[Records to process]:
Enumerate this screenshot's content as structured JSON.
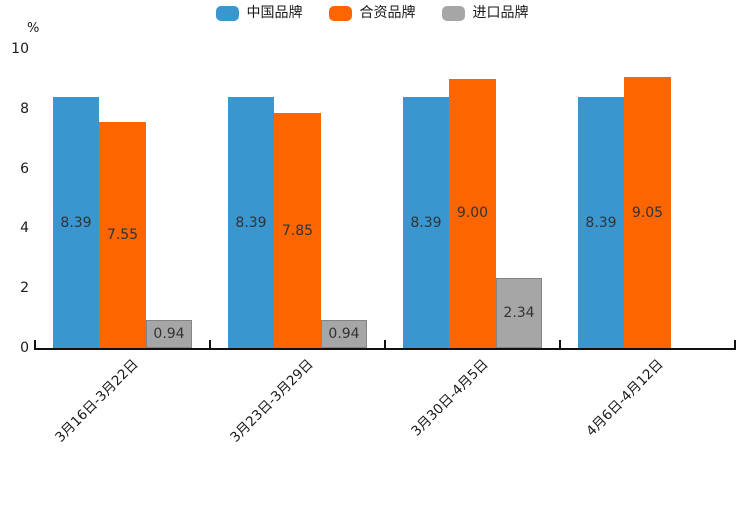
{
  "chart_data": {
    "type": "bar",
    "title": "",
    "unit_label": "%",
    "categories": [
      "3月16日-3月22日",
      "3月23日-3月29日",
      "3月30日-4月5日",
      "4月6日-4月12日"
    ],
    "series": [
      {
        "name": "中国品牌",
        "color": "#3996cf",
        "values": [
          8.39,
          8.39,
          8.39,
          8.39
        ]
      },
      {
        "name": "合资品牌",
        "color": "#fd6500",
        "values": [
          7.55,
          7.85,
          9.0,
          9.05
        ]
      },
      {
        "name": "进口品牌",
        "color": "#a6a6a6",
        "border_color": "#848484",
        "values": [
          0.94,
          0.94,
          2.34,
          null
        ]
      }
    ],
    "value_labels": [
      [
        "8.39",
        "7.55",
        "0.94"
      ],
      [
        "8.39",
        "7.85",
        "0.94"
      ],
      [
        "8.39",
        "9.00",
        "2.34"
      ],
      [
        "8.39",
        "9.05",
        null
      ]
    ],
    "ylim": [
      0,
      10
    ],
    "yticks": [
      0,
      2,
      4,
      6,
      8,
      10
    ],
    "legend_position": "top",
    "grid": false,
    "bar_label_position": "center"
  }
}
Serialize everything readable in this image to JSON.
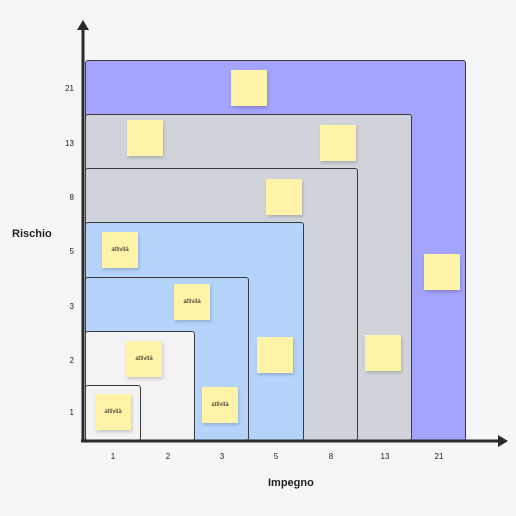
{
  "axes": {
    "x_title": "Impegno",
    "y_title": "Rischio",
    "x_ticks": [
      "1",
      "2",
      "3",
      "5",
      "8",
      "13",
      "21"
    ],
    "y_ticks": [
      "21",
      "13",
      "8",
      "5",
      "3",
      "2",
      "1"
    ]
  },
  "zones": [
    {
      "level": "21",
      "color": "#a4a4ff"
    },
    {
      "level": "13",
      "color": "#d0d4da"
    },
    {
      "level": "8",
      "color": "#d0d4da"
    },
    {
      "level": "5",
      "color": "#b5d4fb"
    },
    {
      "level": "3",
      "color": "#b5d4fb"
    },
    {
      "level": "2",
      "color": "#f2f2f4"
    },
    {
      "level": "1",
      "color": "#f2f2f4"
    }
  ],
  "notes": [
    {
      "id": "note-1",
      "text": ""
    },
    {
      "id": "note-2",
      "text": ""
    },
    {
      "id": "note-3",
      "text": ""
    },
    {
      "id": "note-4",
      "text": ""
    },
    {
      "id": "note-5",
      "text": "attività"
    },
    {
      "id": "note-6",
      "text": "attività"
    },
    {
      "id": "note-7",
      "text": "attività"
    },
    {
      "id": "note-8",
      "text": ""
    },
    {
      "id": "note-9",
      "text": ""
    },
    {
      "id": "note-10",
      "text": ""
    },
    {
      "id": "note-11",
      "text": "attività"
    },
    {
      "id": "note-12",
      "text": "attività"
    }
  ],
  "colors": {
    "axis": "#2a2a2a",
    "note": "#fff3a8"
  }
}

[Exercise]: Using the material above, copy every line in which the string "level" occurs.

[Result for this exercise]:
      "level": "21",
      "level": "13",
      "level": "8",
      "level": "5",
      "level": "3",
      "level": "2",
      "level": "1",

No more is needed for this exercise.